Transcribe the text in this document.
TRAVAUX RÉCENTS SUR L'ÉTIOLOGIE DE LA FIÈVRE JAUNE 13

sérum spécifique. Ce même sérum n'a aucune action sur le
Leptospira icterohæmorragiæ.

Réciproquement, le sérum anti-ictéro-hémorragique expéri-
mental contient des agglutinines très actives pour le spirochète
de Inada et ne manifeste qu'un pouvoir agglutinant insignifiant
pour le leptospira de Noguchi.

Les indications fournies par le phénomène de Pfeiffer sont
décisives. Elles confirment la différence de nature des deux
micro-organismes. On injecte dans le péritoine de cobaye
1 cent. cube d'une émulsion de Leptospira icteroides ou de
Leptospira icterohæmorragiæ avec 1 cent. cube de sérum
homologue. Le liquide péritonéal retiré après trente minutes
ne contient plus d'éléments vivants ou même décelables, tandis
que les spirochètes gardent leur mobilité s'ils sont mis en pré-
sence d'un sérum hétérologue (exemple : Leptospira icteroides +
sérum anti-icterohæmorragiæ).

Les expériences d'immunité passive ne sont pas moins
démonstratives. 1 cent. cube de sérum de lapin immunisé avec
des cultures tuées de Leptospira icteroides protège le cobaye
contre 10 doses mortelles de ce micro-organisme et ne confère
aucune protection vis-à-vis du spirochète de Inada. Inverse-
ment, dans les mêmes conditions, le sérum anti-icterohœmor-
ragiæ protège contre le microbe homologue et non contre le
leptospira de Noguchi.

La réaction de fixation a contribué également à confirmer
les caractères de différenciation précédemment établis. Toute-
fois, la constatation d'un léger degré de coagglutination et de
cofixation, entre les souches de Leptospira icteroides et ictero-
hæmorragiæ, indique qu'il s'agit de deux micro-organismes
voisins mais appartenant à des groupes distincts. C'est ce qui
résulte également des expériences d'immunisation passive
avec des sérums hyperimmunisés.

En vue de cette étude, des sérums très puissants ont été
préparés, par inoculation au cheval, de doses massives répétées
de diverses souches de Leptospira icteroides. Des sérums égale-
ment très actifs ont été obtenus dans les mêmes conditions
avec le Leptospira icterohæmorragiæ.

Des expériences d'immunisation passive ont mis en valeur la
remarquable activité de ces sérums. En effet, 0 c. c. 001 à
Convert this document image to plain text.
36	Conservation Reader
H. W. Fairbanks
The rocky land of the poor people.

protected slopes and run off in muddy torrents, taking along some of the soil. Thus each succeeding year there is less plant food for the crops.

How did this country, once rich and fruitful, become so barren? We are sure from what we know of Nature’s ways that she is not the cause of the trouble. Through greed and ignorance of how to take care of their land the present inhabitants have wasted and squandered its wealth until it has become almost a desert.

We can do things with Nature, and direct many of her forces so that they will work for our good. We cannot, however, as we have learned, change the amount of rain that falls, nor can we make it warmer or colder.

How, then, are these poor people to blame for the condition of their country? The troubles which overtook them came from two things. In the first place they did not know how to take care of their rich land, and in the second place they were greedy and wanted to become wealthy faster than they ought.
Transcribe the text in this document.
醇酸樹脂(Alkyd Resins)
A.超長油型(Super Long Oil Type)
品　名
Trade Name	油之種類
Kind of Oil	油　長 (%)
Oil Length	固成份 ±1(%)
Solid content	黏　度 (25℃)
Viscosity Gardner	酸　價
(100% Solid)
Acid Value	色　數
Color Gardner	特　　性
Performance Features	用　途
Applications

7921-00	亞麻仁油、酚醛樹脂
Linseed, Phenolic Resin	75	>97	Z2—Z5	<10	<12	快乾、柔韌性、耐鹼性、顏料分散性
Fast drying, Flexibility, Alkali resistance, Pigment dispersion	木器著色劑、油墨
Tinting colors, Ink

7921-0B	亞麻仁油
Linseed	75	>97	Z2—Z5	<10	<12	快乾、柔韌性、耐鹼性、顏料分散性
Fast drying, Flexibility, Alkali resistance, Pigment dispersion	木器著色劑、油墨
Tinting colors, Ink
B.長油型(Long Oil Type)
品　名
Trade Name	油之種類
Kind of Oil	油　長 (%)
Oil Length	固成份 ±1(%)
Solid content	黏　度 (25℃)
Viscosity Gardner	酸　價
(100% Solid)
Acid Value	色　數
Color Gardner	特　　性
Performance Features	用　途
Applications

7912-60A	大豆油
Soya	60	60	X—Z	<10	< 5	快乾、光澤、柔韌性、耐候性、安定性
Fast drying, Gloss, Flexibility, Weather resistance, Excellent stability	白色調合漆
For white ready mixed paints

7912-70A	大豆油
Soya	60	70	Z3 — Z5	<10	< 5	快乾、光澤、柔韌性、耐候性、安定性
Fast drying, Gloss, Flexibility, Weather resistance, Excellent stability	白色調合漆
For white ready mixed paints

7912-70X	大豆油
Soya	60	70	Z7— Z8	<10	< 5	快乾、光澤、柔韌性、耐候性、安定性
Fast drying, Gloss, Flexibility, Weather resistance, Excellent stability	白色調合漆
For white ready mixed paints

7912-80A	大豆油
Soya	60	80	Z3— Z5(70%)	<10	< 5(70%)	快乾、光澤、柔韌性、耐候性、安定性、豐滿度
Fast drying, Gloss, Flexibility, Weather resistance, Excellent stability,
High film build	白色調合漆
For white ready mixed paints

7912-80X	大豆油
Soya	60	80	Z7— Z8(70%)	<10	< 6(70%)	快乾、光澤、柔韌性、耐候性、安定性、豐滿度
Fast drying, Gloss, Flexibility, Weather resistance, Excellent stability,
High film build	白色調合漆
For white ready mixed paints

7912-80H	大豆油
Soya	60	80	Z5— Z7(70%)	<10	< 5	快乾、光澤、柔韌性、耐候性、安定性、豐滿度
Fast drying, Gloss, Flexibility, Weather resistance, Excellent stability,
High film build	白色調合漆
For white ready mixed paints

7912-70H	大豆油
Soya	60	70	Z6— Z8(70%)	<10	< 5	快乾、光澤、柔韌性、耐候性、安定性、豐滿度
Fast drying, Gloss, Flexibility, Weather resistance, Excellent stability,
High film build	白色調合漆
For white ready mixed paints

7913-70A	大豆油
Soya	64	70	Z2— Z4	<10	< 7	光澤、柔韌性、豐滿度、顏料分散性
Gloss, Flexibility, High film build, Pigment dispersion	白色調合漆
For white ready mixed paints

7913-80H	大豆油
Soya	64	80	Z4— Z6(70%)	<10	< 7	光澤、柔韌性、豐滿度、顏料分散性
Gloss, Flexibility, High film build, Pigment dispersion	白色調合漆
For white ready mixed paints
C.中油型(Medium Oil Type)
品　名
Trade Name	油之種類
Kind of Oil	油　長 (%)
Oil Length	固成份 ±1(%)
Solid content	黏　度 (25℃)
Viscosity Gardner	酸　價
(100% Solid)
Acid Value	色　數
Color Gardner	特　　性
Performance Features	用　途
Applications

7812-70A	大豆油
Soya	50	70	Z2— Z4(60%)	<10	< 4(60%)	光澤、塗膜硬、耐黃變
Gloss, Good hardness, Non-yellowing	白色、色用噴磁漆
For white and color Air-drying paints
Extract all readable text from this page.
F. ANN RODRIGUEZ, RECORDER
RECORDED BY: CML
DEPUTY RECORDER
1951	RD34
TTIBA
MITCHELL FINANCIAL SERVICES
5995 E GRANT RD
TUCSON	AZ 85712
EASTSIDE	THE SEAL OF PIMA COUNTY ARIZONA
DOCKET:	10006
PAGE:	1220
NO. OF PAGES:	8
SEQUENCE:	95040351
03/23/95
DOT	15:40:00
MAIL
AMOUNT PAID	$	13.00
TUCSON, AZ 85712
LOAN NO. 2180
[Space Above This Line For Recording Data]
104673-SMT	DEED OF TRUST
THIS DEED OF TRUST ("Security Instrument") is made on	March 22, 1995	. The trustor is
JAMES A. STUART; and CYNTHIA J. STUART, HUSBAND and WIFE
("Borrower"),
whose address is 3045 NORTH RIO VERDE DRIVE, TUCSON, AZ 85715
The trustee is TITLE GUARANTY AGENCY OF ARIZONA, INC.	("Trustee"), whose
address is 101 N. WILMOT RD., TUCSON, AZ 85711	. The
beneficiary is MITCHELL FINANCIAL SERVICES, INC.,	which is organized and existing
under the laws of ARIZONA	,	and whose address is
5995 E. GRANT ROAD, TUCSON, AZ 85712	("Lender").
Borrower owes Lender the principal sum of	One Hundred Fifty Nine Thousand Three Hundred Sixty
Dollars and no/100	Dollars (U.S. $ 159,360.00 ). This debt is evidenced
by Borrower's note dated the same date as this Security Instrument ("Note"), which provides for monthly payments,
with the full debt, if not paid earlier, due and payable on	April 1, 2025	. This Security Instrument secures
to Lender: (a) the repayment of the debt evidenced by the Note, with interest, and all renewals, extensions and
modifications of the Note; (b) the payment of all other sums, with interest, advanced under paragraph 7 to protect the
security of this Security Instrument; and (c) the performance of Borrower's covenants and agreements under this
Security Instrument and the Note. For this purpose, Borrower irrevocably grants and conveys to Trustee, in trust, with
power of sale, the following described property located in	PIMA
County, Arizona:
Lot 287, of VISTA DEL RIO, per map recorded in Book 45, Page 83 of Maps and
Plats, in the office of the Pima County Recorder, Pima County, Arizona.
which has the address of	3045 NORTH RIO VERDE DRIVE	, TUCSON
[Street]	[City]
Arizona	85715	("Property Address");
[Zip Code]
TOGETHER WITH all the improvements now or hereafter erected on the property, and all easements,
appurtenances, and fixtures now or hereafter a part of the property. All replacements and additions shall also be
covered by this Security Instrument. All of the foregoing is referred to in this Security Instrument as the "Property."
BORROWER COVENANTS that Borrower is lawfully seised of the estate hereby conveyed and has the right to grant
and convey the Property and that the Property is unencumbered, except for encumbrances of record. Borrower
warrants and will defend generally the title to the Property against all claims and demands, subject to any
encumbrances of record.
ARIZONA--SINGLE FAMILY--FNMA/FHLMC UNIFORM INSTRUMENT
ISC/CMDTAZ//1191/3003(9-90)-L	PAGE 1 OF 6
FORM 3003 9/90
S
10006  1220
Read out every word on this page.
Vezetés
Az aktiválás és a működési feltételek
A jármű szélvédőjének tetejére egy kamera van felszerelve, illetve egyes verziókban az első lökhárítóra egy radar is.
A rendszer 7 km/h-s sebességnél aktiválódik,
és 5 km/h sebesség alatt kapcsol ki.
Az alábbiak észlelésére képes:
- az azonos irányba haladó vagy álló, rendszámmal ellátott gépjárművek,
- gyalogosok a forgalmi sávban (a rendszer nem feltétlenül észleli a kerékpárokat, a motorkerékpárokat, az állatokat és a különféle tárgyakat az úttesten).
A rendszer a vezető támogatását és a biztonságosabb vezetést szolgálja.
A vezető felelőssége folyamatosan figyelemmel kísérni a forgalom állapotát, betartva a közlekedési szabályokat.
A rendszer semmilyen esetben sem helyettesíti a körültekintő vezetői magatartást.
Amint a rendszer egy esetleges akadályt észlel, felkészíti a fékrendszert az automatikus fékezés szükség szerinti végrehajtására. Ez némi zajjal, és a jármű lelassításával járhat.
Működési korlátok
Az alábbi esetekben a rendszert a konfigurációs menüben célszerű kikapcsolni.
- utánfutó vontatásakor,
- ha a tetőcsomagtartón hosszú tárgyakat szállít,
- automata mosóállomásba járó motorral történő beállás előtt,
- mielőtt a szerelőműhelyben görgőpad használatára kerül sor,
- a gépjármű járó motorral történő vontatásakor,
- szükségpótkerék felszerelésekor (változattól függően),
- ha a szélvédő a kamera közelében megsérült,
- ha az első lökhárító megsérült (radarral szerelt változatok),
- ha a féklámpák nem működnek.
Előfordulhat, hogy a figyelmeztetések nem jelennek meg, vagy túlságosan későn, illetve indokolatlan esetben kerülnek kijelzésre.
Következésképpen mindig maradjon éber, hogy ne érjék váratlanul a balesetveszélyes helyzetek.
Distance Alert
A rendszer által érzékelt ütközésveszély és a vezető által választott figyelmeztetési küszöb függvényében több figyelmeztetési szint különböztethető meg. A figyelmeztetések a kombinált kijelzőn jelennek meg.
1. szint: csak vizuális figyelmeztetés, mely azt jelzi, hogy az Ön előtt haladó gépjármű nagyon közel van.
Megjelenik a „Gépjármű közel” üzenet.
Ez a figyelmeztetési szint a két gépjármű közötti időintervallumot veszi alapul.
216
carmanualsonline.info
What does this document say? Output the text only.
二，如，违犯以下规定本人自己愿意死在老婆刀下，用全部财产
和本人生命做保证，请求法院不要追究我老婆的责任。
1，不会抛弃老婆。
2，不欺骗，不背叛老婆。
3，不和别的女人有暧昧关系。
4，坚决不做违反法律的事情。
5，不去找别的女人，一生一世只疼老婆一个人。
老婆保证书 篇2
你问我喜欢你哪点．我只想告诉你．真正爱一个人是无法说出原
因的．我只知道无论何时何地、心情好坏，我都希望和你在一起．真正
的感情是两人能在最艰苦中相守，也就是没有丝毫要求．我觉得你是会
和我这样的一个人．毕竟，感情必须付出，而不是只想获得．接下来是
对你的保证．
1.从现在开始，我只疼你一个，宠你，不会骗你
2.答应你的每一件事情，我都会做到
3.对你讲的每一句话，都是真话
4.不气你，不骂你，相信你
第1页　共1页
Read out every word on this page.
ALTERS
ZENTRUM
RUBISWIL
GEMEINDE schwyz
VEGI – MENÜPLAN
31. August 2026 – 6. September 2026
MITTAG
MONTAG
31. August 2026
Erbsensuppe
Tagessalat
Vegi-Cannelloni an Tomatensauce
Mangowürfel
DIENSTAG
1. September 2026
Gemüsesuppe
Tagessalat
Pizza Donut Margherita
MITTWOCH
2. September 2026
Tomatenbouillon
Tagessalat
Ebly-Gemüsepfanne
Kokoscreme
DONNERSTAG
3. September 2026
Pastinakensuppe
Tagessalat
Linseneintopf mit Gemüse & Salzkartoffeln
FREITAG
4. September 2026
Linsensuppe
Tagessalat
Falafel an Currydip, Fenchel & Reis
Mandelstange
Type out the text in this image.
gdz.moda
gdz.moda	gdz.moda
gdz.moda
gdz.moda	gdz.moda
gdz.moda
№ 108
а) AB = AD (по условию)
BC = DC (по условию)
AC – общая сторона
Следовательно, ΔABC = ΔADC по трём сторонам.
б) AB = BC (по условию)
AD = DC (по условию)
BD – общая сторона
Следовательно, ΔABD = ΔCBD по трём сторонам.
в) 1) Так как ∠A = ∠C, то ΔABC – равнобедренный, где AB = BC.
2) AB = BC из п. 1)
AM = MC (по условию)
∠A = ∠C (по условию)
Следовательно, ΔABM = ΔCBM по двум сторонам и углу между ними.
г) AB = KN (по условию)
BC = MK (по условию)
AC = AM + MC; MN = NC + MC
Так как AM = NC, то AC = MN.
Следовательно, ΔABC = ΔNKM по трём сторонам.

» **Given request**: Count every line of the material above that holds the string "dans", then state only the total.

» **Solved problem**: 3